Start of Recorded information
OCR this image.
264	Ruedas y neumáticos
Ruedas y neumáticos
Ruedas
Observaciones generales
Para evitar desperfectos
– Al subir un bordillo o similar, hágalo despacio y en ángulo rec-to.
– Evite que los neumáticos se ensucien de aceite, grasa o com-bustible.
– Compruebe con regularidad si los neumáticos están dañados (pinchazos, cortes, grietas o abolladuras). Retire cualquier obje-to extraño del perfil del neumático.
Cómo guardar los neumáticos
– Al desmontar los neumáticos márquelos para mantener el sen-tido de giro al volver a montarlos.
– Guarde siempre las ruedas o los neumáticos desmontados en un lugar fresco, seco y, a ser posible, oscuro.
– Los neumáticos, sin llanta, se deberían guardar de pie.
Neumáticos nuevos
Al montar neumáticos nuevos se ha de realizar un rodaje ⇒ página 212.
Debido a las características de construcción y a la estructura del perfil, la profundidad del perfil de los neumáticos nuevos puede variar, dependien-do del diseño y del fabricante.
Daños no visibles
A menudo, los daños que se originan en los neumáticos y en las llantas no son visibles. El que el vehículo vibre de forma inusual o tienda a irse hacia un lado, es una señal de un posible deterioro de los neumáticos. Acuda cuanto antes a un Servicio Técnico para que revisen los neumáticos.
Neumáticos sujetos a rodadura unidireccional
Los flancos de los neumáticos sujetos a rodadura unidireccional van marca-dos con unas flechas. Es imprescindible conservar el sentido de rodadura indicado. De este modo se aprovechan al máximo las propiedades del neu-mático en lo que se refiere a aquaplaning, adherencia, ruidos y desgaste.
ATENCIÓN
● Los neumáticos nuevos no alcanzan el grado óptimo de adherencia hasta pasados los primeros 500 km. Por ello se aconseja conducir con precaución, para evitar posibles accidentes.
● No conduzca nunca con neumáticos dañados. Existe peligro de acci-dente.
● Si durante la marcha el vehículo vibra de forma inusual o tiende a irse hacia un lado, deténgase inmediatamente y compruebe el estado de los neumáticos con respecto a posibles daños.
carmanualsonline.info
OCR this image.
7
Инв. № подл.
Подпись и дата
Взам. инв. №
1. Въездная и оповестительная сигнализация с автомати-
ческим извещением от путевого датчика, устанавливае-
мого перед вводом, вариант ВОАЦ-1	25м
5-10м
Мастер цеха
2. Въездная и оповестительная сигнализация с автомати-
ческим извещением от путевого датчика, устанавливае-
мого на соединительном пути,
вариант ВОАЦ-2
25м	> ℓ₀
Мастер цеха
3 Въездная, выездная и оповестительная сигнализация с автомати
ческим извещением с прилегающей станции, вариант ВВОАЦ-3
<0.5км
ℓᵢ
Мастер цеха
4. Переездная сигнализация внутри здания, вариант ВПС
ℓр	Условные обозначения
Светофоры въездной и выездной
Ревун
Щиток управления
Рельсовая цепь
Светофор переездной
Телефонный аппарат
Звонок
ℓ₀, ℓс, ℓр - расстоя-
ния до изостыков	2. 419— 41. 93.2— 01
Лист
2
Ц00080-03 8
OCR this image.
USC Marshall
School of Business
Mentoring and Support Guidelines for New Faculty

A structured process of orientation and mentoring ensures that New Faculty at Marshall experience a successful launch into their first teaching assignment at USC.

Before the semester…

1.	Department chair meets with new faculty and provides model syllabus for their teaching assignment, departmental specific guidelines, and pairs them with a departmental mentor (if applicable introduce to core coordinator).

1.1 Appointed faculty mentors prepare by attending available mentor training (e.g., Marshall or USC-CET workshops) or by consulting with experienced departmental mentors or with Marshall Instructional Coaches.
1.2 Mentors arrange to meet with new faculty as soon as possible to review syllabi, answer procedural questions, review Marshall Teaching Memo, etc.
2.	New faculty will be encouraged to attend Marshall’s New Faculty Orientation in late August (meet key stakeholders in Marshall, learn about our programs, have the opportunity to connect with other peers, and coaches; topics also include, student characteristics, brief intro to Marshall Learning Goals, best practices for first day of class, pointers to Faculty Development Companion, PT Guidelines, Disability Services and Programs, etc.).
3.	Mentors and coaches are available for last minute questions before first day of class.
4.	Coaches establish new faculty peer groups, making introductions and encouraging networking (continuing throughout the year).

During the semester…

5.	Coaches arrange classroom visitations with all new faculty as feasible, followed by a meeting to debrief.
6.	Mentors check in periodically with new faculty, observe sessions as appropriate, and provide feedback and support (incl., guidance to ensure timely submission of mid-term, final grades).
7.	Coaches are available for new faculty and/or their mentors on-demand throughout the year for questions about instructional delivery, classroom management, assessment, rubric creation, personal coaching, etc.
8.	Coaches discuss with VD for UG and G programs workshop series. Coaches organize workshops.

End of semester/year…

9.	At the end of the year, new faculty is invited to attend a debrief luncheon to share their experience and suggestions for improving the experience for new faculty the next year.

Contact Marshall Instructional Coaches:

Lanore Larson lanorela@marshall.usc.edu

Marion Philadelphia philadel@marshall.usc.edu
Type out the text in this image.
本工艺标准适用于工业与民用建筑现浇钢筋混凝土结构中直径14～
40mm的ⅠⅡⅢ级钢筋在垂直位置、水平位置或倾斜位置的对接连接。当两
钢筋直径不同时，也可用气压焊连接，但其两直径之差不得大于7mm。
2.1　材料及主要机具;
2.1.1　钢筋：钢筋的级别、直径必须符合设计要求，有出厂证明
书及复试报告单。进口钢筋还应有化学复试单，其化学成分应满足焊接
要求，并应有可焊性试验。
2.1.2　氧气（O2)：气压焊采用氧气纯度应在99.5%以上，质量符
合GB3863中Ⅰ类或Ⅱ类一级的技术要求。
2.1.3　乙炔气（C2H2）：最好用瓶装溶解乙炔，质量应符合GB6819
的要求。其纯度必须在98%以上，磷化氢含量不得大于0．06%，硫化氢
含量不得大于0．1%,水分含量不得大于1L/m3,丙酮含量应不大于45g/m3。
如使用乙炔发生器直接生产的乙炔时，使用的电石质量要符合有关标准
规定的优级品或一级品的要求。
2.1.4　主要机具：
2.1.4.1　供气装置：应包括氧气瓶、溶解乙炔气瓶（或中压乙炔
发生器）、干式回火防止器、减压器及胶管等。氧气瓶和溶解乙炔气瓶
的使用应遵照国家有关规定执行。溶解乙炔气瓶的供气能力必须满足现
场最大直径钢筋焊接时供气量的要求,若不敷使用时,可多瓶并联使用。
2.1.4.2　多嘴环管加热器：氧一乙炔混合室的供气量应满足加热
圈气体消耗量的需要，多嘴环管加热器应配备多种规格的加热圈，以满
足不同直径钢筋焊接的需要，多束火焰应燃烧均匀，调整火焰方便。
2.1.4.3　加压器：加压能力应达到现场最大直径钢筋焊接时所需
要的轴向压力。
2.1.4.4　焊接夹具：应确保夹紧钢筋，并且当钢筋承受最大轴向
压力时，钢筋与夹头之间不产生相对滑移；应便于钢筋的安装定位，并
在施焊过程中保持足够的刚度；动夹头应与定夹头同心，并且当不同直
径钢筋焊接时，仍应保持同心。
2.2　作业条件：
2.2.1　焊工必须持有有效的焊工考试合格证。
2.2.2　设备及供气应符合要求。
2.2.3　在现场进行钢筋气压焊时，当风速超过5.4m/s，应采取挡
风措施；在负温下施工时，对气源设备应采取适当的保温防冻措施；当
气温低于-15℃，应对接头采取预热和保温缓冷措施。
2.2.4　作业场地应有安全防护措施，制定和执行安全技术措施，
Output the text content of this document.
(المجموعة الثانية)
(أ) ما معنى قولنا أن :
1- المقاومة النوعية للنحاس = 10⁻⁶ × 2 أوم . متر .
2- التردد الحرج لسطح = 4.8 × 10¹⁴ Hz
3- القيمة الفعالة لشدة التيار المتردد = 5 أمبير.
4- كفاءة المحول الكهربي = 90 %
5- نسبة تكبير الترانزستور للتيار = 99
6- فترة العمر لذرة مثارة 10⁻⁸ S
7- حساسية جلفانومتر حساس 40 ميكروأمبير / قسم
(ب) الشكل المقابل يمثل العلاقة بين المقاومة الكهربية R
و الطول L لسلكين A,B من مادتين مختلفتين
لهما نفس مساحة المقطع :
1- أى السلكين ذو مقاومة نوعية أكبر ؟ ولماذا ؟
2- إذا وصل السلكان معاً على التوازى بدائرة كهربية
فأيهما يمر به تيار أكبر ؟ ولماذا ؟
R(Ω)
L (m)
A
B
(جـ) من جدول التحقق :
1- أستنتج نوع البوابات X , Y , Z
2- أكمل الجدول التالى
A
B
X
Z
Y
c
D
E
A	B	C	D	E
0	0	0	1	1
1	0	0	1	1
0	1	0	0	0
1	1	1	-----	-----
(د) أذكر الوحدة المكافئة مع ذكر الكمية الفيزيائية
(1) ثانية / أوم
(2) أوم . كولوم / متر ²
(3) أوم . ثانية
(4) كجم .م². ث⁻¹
End of Recorded information
__Set exercise__: Sift through the entries and copy every line with "assignment".

__Exercise response__:
A structured process of orientation and mentoring ensures that New Faculty at Marshall experience a successful launch into their first teaching assignment at USC.
1.	Department chair meets with new faculty and provides model syllabus for their teaching assignment, departmental specific guidelines, and pairs them with a departmental mentor (if applicable introduce to core coordinator).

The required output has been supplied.